>> begin

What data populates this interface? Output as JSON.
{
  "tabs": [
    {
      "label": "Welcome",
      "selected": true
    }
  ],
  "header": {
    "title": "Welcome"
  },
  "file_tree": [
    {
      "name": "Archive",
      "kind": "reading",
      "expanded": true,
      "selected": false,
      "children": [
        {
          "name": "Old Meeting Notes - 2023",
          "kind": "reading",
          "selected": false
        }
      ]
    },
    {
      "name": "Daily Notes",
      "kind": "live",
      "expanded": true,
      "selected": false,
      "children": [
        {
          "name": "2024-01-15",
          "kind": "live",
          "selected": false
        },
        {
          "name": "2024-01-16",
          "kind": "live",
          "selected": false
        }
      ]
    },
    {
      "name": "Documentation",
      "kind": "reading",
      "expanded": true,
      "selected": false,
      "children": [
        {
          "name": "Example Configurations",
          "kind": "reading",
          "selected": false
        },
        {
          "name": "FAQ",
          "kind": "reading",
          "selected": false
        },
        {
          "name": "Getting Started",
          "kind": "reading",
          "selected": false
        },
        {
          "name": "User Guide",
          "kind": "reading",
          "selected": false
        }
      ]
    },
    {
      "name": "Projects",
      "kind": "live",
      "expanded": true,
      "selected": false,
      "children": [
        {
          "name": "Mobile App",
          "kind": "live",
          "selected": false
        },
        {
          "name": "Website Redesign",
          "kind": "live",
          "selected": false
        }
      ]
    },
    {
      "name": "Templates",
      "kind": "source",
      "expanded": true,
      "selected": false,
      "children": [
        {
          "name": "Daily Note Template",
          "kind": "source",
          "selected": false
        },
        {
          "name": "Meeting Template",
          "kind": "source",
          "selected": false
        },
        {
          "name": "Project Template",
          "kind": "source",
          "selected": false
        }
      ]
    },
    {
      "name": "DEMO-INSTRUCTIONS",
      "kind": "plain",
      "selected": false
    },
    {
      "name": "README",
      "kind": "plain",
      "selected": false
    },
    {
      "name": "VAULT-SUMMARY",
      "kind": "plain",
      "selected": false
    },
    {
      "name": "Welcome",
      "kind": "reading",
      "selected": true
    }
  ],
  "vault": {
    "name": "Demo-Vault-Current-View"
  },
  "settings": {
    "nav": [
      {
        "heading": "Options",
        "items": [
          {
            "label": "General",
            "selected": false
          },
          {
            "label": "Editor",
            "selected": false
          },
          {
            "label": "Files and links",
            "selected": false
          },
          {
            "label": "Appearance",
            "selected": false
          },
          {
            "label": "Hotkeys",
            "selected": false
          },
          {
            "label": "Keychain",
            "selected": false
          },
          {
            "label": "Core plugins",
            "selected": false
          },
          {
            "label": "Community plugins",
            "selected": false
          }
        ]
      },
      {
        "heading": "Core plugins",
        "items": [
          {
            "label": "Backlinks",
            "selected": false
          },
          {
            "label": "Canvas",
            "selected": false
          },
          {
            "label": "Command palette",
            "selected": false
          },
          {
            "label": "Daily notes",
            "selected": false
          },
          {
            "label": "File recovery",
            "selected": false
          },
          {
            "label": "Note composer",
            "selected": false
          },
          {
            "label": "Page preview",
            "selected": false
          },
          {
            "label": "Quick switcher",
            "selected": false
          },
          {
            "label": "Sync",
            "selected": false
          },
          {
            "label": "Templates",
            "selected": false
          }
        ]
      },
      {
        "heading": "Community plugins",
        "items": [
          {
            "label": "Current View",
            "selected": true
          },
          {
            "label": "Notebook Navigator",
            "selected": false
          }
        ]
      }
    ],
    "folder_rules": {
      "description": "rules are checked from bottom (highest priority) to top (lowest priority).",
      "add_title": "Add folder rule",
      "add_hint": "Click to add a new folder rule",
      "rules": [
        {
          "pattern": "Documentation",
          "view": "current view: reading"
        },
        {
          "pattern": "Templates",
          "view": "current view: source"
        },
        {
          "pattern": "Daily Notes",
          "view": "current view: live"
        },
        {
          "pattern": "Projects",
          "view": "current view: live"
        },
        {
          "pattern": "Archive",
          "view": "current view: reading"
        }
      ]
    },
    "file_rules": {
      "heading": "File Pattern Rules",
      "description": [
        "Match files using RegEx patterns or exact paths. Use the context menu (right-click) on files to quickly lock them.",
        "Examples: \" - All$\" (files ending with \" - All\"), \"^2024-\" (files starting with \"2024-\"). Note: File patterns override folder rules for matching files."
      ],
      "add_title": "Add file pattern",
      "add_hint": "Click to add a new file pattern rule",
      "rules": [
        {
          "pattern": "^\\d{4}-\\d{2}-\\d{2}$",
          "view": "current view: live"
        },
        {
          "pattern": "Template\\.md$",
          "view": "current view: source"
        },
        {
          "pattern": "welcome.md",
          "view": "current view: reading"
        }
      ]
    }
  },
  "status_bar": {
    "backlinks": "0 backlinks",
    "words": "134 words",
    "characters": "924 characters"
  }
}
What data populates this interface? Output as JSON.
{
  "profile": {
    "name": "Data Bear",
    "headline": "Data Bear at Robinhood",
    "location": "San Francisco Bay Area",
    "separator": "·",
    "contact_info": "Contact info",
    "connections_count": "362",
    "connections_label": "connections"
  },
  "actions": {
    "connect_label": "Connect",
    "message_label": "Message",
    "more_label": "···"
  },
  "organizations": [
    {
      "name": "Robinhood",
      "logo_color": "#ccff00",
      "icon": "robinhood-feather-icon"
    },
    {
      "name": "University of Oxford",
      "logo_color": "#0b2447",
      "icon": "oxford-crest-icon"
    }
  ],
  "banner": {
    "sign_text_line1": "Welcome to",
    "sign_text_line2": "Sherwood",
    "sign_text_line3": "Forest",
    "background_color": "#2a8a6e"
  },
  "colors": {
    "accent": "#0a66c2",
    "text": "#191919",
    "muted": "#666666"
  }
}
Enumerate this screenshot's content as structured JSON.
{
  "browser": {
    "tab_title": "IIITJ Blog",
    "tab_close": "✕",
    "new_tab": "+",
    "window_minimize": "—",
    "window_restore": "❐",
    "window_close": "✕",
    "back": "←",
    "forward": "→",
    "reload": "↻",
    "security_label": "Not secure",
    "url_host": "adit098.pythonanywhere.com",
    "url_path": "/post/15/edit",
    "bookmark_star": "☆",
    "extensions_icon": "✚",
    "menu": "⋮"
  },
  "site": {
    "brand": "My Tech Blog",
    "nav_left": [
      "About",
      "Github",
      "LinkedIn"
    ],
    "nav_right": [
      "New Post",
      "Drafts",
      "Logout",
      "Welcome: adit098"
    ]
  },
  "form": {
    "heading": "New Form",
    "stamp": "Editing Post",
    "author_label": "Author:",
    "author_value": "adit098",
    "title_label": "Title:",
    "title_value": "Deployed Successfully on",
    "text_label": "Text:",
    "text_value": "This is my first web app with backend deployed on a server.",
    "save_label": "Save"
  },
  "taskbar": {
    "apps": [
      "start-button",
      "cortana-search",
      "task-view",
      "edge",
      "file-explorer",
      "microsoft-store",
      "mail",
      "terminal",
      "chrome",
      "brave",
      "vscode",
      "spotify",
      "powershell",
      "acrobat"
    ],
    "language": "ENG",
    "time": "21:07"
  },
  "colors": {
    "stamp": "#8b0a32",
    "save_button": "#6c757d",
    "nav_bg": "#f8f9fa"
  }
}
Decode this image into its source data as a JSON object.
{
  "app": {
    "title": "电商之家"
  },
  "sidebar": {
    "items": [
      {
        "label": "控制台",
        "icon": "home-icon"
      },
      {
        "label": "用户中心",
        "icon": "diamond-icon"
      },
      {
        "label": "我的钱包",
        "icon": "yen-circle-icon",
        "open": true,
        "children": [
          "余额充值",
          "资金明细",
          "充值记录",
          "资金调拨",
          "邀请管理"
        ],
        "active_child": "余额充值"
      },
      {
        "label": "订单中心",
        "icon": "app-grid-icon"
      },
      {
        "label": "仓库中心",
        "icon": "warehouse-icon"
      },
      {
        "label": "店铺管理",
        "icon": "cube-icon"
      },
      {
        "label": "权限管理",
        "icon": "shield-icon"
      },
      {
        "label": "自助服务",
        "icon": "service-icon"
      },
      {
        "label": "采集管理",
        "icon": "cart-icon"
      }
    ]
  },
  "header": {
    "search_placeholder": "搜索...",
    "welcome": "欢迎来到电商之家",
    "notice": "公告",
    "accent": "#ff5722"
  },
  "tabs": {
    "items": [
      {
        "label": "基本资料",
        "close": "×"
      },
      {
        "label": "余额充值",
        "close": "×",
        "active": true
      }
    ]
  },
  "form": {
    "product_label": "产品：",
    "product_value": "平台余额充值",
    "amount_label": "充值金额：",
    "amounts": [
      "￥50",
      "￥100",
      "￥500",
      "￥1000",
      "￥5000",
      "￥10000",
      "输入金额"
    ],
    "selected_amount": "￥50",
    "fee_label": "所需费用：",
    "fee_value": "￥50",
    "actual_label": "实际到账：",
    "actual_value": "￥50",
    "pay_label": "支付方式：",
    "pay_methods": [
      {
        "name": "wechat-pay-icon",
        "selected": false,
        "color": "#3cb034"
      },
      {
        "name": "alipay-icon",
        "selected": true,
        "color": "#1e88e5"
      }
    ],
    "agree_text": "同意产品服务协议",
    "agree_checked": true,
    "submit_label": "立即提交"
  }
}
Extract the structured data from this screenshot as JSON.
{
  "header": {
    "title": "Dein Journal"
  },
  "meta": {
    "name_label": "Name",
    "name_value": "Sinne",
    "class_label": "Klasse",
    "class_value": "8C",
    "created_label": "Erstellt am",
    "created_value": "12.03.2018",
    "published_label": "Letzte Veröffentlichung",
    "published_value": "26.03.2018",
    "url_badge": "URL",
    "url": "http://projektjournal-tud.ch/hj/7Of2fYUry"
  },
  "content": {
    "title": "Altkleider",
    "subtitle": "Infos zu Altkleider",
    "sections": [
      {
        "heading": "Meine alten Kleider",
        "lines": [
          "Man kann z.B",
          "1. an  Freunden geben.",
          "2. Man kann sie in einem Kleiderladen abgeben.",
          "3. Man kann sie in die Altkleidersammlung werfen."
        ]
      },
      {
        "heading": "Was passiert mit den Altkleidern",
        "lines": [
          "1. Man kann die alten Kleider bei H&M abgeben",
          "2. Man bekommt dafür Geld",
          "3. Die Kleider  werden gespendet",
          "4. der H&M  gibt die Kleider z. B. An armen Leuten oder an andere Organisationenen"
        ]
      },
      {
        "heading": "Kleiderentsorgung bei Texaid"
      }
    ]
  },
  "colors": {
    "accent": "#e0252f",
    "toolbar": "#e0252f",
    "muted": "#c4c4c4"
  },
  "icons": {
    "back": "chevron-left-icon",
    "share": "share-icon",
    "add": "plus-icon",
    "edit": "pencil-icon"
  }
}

>> end

• SET TASK: From the line holding "Extract the structured" through the last line above, reproduce each line exactly and add nothing.

• SOLUTION TO THE EXERCISE:
Extract the structured data from this screenshot as JSON.
{
  "header": {
    "title": "Dein Journal"
  },
  "meta": {
    "name_label": "Name",
    "name_value": "Sinne",
    "class_label": "Klasse",
    "class_value": "8C",
    "created_label": "Erstellt am",
    "created_value": "12.03.2018",
    "published_label": "Letzte Veröffentlichung",
    "published_value": "26.03.2018",
    "url_badge": "URL",
    "url": "http://projektjournal-tud.ch/hj/7Of2fYUry"
  },
  "content": {
    "title": "Altkleider",
    "subtitle": "Infos zu Altkleider",
    "sections": [
      {
        "heading": "Meine alten Kleider",
        "lines": [
          "Man kann z.B",
          "1. an  Freunden geben.",
          "2. Man kann sie in einem Kleiderladen abgeben.",
          "3. Man kann sie in die Altkleidersammlung werfen."
        ]
      },
      {
        "heading": "Was passiert mit den Altkleidern",
        "lines": [
          "1. Man kann die alten Kleider bei H&M abgeben",
          "2. Man bekommt dafür Geld",
          "3. Die Kleider  werden gespendet",
          "4. der H&M  gibt die Kleider z. B. An armen Leuten oder an andere Organisationenen"
        ]
      },
      {
        "heading": "Kleiderentsorgung bei Texaid"
      }
    ]
  },
  "colors": {
    "accent": "#e0252f",
    "toolbar": "#e0252f",
    "muted": "#c4c4c4"
  },
  "icons": {
    "back": "chevron-left-icon",
    "share": "share-icon",
    "add": "plus-icon",
    "edit": "pencil-icon"
  }
}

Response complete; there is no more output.